● Request
Locate each line with the string "JSON" in the listing below and copy it.

● Supplied information

——————————

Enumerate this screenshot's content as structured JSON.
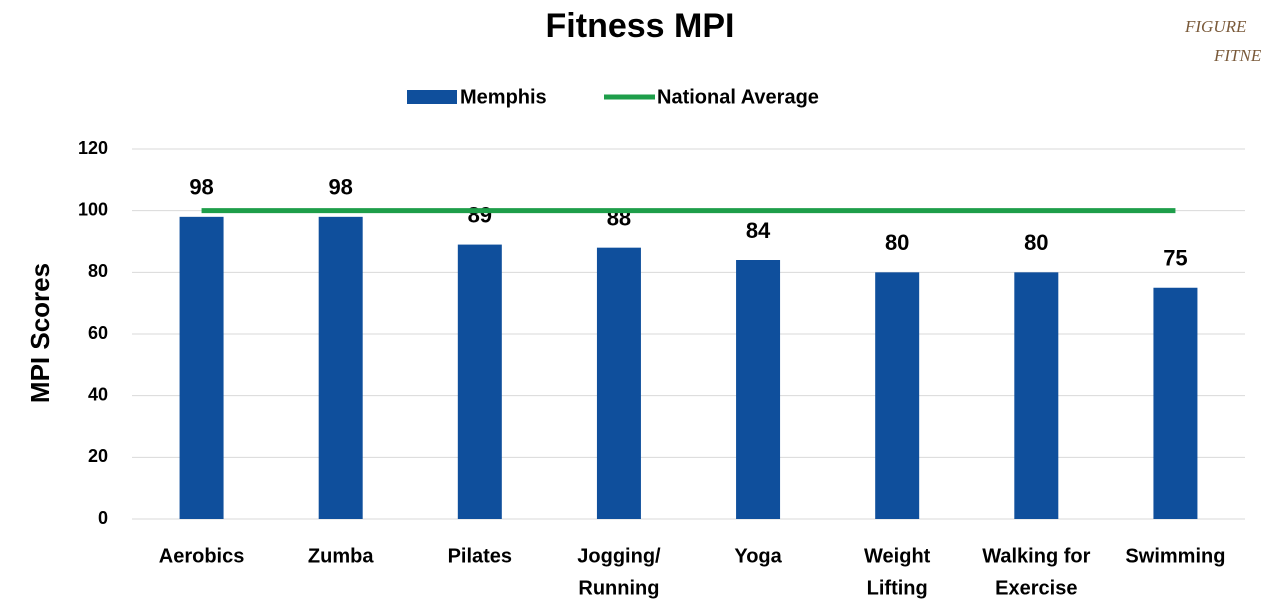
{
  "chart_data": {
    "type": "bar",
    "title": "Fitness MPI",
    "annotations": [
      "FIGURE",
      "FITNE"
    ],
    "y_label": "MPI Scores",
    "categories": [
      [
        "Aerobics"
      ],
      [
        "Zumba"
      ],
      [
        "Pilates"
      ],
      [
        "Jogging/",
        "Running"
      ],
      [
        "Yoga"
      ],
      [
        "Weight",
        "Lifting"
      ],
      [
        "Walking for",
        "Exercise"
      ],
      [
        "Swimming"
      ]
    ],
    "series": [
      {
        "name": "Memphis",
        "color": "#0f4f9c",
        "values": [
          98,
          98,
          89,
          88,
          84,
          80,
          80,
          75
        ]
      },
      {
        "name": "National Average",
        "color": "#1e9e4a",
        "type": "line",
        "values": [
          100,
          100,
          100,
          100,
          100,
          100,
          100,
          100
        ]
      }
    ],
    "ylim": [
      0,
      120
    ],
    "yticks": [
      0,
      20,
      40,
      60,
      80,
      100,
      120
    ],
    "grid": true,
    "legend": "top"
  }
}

——————————

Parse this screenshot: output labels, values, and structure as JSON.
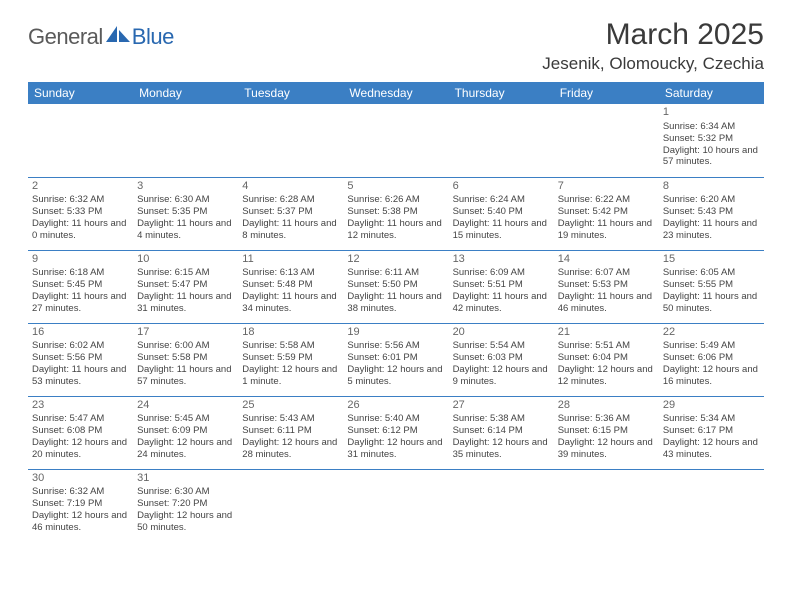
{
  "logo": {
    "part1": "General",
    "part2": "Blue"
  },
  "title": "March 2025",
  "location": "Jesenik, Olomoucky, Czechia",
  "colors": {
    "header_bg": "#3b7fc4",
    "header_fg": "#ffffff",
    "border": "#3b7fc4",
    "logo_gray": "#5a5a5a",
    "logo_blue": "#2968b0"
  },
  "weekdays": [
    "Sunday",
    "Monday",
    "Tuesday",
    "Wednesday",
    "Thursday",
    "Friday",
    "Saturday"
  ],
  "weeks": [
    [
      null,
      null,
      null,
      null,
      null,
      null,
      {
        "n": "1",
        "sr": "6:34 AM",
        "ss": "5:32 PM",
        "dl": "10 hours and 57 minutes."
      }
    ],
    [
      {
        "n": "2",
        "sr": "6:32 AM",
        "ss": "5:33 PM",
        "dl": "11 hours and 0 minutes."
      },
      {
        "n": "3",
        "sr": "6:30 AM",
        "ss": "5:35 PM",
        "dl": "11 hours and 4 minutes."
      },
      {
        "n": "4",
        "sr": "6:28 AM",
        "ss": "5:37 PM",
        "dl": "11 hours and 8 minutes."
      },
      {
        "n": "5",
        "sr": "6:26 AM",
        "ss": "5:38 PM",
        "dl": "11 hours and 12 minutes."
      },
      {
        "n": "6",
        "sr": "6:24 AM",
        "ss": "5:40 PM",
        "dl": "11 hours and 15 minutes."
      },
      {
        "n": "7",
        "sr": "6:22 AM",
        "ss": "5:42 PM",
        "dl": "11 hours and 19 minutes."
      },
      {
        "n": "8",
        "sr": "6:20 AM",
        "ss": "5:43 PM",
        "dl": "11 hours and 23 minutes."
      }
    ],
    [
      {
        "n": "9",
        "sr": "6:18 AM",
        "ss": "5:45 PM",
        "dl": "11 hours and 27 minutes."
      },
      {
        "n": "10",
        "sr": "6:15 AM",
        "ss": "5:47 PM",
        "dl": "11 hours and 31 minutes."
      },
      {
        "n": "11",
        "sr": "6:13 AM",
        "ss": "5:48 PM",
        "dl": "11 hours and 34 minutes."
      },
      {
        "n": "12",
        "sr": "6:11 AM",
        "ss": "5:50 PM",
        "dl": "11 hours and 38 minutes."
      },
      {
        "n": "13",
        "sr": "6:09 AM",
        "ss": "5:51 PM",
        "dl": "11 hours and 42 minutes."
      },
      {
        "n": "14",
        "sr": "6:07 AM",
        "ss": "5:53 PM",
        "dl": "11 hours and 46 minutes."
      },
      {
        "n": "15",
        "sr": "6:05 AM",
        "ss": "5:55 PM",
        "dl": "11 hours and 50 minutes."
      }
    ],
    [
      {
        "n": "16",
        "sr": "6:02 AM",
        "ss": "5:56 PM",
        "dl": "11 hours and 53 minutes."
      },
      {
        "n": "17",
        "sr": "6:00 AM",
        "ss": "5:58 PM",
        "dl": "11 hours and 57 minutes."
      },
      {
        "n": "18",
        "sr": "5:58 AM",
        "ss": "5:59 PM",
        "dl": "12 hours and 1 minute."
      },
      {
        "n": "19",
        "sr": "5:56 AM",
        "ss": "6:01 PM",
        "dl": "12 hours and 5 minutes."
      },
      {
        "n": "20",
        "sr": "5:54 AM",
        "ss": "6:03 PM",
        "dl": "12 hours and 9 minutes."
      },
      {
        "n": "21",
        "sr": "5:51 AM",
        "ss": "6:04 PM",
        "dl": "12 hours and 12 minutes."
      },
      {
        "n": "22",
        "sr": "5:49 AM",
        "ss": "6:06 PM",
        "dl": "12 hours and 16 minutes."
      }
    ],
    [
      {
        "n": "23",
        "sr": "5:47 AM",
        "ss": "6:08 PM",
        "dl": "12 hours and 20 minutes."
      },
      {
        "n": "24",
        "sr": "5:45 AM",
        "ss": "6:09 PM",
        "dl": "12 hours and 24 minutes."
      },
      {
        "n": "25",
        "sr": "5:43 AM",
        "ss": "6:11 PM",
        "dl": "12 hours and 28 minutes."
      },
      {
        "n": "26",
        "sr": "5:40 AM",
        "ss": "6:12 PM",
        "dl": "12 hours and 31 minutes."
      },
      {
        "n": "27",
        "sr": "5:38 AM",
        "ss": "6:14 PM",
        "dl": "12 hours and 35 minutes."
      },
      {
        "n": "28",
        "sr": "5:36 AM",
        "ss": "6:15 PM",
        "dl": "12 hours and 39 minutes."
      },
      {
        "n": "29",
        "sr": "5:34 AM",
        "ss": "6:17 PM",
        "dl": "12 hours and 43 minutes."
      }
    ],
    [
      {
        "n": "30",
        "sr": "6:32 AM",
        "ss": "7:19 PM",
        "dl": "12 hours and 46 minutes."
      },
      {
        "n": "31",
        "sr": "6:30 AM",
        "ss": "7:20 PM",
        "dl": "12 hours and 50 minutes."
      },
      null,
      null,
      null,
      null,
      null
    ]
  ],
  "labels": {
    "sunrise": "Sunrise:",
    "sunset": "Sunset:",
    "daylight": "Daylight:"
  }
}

——————————

● Complete answer
Enumerate this screenshot's content as structured JSON.
Parse this screenshot: output labels, values, and structure as JSON.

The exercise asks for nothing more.